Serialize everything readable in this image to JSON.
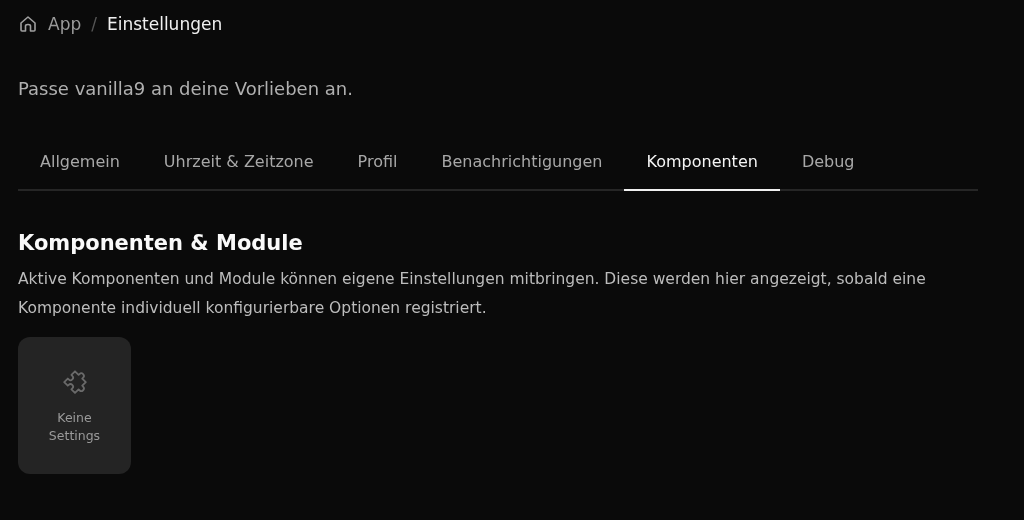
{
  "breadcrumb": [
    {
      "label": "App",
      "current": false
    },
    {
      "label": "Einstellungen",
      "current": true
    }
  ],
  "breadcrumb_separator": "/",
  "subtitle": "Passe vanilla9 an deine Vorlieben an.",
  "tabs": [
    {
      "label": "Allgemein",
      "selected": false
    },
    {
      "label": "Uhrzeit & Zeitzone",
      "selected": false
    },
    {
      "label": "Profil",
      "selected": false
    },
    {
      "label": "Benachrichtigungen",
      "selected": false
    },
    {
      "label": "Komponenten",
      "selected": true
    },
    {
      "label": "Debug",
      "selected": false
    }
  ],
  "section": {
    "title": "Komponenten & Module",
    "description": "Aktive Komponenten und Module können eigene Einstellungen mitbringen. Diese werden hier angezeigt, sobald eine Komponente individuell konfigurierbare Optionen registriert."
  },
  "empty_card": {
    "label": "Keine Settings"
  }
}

→ **Exercise objective**:
Tally the lines of the records holding the word "Einstellungen", then state only the tally.

→ **Finished exercise**:
2